Exercise aim: Restate all of the data exactly.

(Records from a data source)
↓↓↓
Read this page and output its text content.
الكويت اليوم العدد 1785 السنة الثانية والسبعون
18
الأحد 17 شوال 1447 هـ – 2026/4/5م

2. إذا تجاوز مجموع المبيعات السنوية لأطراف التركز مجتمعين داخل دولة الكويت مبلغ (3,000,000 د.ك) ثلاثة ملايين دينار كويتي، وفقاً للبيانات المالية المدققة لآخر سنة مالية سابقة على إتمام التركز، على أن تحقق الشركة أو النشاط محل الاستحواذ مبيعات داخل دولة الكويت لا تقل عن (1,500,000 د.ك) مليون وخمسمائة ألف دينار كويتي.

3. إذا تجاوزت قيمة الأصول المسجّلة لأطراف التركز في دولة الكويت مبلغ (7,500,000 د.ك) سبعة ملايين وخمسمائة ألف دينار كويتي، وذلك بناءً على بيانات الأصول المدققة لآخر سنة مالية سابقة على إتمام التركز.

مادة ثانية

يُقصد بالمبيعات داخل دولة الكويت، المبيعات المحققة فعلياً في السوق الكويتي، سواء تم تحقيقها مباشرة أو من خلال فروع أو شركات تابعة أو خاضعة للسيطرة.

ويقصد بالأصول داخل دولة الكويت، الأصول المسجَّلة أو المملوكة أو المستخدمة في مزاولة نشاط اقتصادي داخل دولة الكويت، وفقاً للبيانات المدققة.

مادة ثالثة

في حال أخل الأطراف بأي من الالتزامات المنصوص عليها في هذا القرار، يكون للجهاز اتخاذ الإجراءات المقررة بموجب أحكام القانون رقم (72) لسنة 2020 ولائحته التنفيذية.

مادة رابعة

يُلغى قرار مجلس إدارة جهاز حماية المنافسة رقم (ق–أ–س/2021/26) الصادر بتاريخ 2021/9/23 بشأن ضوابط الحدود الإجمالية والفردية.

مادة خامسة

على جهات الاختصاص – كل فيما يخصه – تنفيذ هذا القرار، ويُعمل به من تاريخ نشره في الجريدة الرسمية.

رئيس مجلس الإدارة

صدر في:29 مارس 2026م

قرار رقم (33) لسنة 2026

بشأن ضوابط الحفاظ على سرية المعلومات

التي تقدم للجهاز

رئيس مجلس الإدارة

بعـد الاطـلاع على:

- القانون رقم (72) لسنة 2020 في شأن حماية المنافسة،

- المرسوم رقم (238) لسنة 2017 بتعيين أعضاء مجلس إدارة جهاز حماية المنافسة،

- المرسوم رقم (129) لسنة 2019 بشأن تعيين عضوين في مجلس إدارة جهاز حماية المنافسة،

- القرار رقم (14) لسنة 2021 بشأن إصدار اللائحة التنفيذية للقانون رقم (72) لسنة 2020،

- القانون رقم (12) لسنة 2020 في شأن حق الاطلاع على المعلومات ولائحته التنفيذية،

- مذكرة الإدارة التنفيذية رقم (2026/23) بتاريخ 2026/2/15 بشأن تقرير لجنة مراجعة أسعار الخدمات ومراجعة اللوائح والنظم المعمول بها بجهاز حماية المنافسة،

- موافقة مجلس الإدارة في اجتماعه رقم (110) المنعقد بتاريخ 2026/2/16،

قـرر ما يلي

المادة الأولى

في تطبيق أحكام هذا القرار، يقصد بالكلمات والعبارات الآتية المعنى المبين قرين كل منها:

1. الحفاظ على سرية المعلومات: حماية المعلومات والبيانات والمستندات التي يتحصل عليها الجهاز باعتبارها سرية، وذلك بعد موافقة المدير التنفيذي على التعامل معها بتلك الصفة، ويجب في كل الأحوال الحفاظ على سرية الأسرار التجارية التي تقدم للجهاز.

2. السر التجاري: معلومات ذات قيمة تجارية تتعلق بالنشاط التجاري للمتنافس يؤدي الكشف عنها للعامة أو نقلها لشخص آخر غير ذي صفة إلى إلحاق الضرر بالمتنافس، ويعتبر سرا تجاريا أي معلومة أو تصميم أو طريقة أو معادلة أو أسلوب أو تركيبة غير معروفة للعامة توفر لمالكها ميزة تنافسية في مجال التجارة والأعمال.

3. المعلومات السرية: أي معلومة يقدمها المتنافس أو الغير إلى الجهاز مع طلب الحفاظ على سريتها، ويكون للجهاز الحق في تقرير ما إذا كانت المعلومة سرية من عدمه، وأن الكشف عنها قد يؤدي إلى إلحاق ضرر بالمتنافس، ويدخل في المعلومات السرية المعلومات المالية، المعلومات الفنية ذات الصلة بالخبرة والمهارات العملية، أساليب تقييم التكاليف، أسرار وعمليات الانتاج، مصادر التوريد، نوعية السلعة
↑↑↑
Answer for this exercise:
Read this page and output its text content.
الكويت اليوم العدد 1785 السنة الثانية والسبعون
18
الأحد 17 شوال 1447 هـ – 2026/4/5م

2. إذا تجاوز مجموع المبيعات السنوية لأطراف التركز مجتمعين داخل دولة الكويت مبلغ (3,000,000 د.ك) ثلاثة ملايين دينار كويتي، وفقاً للبيانات المالية المدققة لآخر سنة مالية سابقة على إتمام التركز، على أن تحقق الشركة أو النشاط محل الاستحواذ مبيعات داخل دولة الكويت لا تقل عن (1,500,000 د.ك) مليون وخمسمائة ألف دينار كويتي.

3. إذا تجاوزت قيمة الأصول المسجّلة لأطراف التركز في دولة الكويت مبلغ (7,500,000 د.ك) سبعة ملايين وخمسمائة ألف دينار كويتي، وذلك بناءً على بيانات الأصول المدققة لآخر سنة مالية سابقة على إتمام التركز.

مادة ثانية

يُقصد بالمبيعات داخل دولة الكويت، المبيعات المحققة فعلياً في السوق الكويتي، سواء تم تحقيقها مباشرة أو من خلال فروع أو شركات تابعة أو خاضعة للسيطرة.

ويقصد بالأصول داخل دولة الكويت، الأصول المسجَّلة أو المملوكة أو المستخدمة في مزاولة نشاط اقتصادي داخل دولة الكويت، وفقاً للبيانات المدققة.

مادة ثالثة

في حال أخل الأطراف بأي من الالتزامات المنصوص عليها في هذا القرار، يكون للجهاز اتخاذ الإجراءات المقررة بموجب أحكام القانون رقم (72) لسنة 2020 ولائحته التنفيذية.

مادة رابعة

يُلغى قرار مجلس إدارة جهاز حماية المنافسة رقم (ق–أ–س/2021/26) الصادر بتاريخ 2021/9/23 بشأن ضوابط الحدود الإجمالية والفردية.

مادة خامسة

على جهات الاختصاص – كل فيما يخصه – تنفيذ هذا القرار، ويُعمل به من تاريخ نشره في الجريدة الرسمية.

رئيس مجلس الإدارة

صدر في:29 مارس 2026م

قرار رقم (33) لسنة 2026

بشأن ضوابط الحفاظ على سرية المعلومات

التي تقدم للجهاز

رئيس مجلس الإدارة

بعـد الاطـلاع على:

- القانون رقم (72) لسنة 2020 في شأن حماية المنافسة،

- المرسوم رقم (238) لسنة 2017 بتعيين أعضاء مجلس إدارة جهاز حماية المنافسة،

- المرسوم رقم (129) لسنة 2019 بشأن تعيين عضوين في مجلس إدارة جهاز حماية المنافسة،

- القرار رقم (14) لسنة 2021 بشأن إصدار اللائحة التنفيذية للقانون رقم (72) لسنة 2020،

- القانون رقم (12) لسنة 2020 في شأن حق الاطلاع على المعلومات ولائحته التنفيذية،

- مذكرة الإدارة التنفيذية رقم (2026/23) بتاريخ 2026/2/15 بشأن تقرير لجنة مراجعة أسعار الخدمات ومراجعة اللوائح والنظم المعمول بها بجهاز حماية المنافسة،

- موافقة مجلس الإدارة في اجتماعه رقم (110) المنعقد بتاريخ 2026/2/16،

قـرر ما يلي

المادة الأولى

في تطبيق أحكام هذا القرار، يقصد بالكلمات والعبارات الآتية المعنى المبين قرين كل منها:

1. الحفاظ على سرية المعلومات: حماية المعلومات والبيانات والمستندات التي يتحصل عليها الجهاز باعتبارها سرية، وذلك بعد موافقة المدير التنفيذي على التعامل معها بتلك الصفة، ويجب في كل الأحوال الحفاظ على سرية الأسرار التجارية التي تقدم للجهاز.

2. السر التجاري: معلومات ذات قيمة تجارية تتعلق بالنشاط التجاري للمتنافس يؤدي الكشف عنها للعامة أو نقلها لشخص آخر غير ذي صفة إلى إلحاق الضرر بالمتنافس، ويعتبر سرا تجاريا أي معلومة أو تصميم أو طريقة أو معادلة أو أسلوب أو تركيبة غير معروفة للعامة توفر لمالكها ميزة تنافسية في مجال التجارة والأعمال.

3. المعلومات السرية: أي معلومة يقدمها المتنافس أو الغير إلى الجهاز مع طلب الحفاظ على سريتها، ويكون للجهاز الحق في تقرير ما إذا كانت المعلومة سرية من عدمه، وأن الكشف عنها قد يؤدي إلى إلحاق ضرر بالمتنافس، ويدخل في المعلومات السرية المعلومات المالية، المعلومات الفنية ذات الصلة بالخبرة والمهارات العملية، أساليب تقييم التكاليف، أسرار وعمليات الانتاج، مصادر التوريد، نوعية السلعة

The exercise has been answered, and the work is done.